* Instruction:
Out of all the lines below, count those with the word "continued". Give the number only.

* Items:
■ ■ ■ ■ ■ ■ ■

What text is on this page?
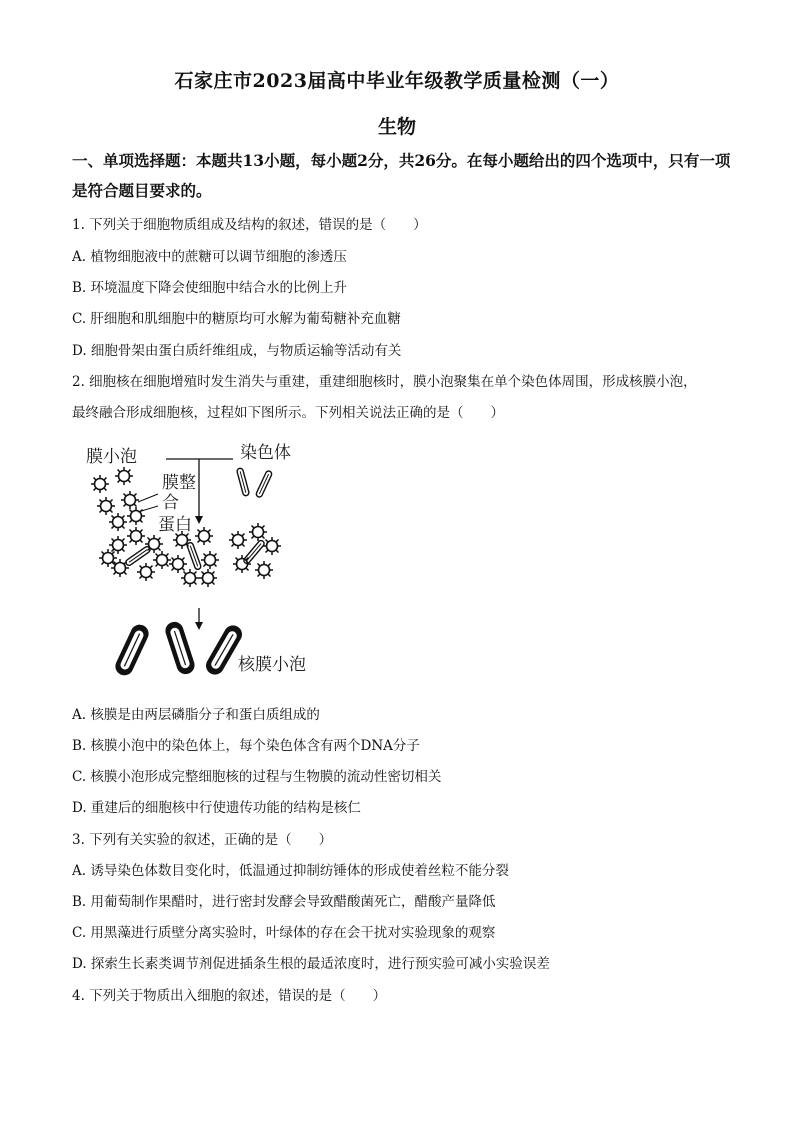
石家庄市2023届高中毕业年级教学质量检测（一）
生物
一、单项选择题：本题共13小题，每小题2分，共26分。在每小题给出的四个选项中，只有一项是符合题目要求的。
1. 下列关于细胞物质组成及结构的叙述，错误的是（　　）
A. 植物细胞液中的蔗糖可以调节细胞的渗透压
B. 环境温度下降会使细胞中结合水的比例上升
C. 肝细胞和肌细胞中的糖原均可水解为葡萄糖补充血糖
D. 细胞骨架由蛋白质纤维组成，与物质运输等活动有关
2. 细胞核在细胞增殖时发生消失与重建，重建细胞核时，膜小泡聚集在单个染色体周围，形成核膜小泡，
最终融合形成细胞核，过程如下图所示。下列相关说法正确的是（　　）
膜小泡	染色体
膜整
合
蛋白
核膜小泡
A. 核膜是由两层磷脂分子和蛋白质组成的
B. 核膜小泡中的染色体上，每个染色体含有两个DNA分子
C. 核膜小泡形成完整细胞核的过程与生物膜的流动性密切相关
D. 重建后的细胞核中行使遗传功能的结构是核仁
3. 下列有关实验的叙述，正确的是（　　）
A. 诱导染色体数目变化时，低温通过抑制纺锤体的形成使着丝粒不能分裂
B. 用葡萄制作果醋时，进行密封发酵会导致醋酸菌死亡，醋酸产量降低
C. 用黑藻进行质壁分离实验时，叶绿体的存在会干扰对实验现象的观察
D. 探索生长素类调节剂促进插条生根的最适浓度时，进行预实验可减小实验误差
4. 下列关于物质出入细胞的叙述，错误的是（　　）
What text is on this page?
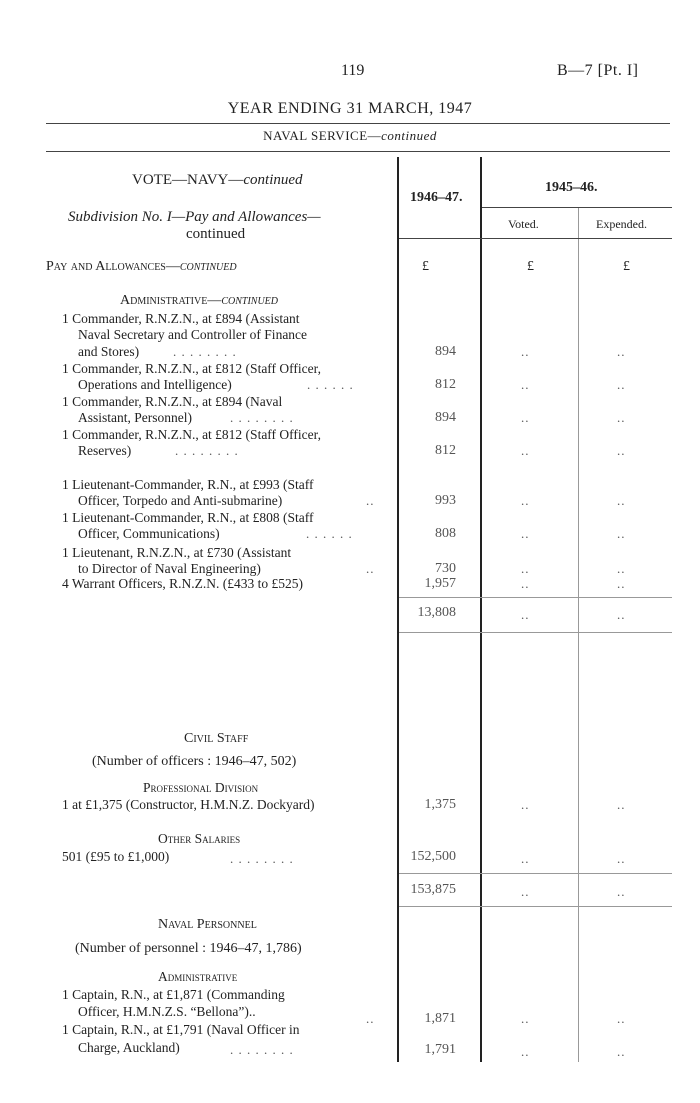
119	B—7 [Pt. I]
YEAR ENDING 31 MARCH, 1947
NAVAL SERVICE—continued
VOTE—NAVY—continued
Subdivision No. I—Pay and Allowances—
continued
1946–47.
1945–46.
Voted.	Expended.
Pay and Allowances—continued	£	£	£
Administrative—continued
1 Commander, R.N.Z.N., at £894 (Assistant
Naval Secretary and Controller of Finance
and Stores)	. . . . . . . .	894	..	..
1 Commander, R.N.Z.N., at £812 (Staff Officer,
Operations and Intelligence)	. . . . . .	812	..	..
1 Commander, R.N.Z.N., at £894 (Naval
Assistant, Personnel)	. . . . . . . .	894	..	..
1 Commander, R.N.Z.N., at £812 (Staff Officer,
Reserves)	. . . . . . . .	812	..	..
1 Lieutenant-Commander, R.N., at £993 (Staff
Officer, Torpedo and Anti-submarine)	..	993	..	..
1 Lieutenant-Commander, R.N., at £808 (Staff
Officer, Communications)	. . . . . .	808	..	..
1 Lieutenant, R.N.Z.N., at £730 (Assistant
to Director of Naval Engineering)	..	730	..	..
4 Warrant Officers, R.N.Z.N. (£433 to £525)	1,957	..	..
13,808	..	..
Civil Staff
(Number of officers : 1946–47, 502)
Professional Division
1 at £1,375 (Constructor, H.M.N.Z. Dockyard)	1,375	..	..
Other Salaries
501 (£95 to £1,000)	. . . . . . . .	152,500	..	..
153,875	..	..
Naval Personnel
(Number of personnel : 1946–47, 1,786)
Administrative
1 Captain, R.N., at £1,871 (Commanding
Officer, H.M.N.Z.S. “Bellona”)..	..	1,871	..	..
1 Captain, R.N., at £1,791 (Naval Officer in
Charge, Auckland)	. . . . . . . .	1,791	..	..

■ ■ ■ ■ ■ ■ ■

* Task output:
5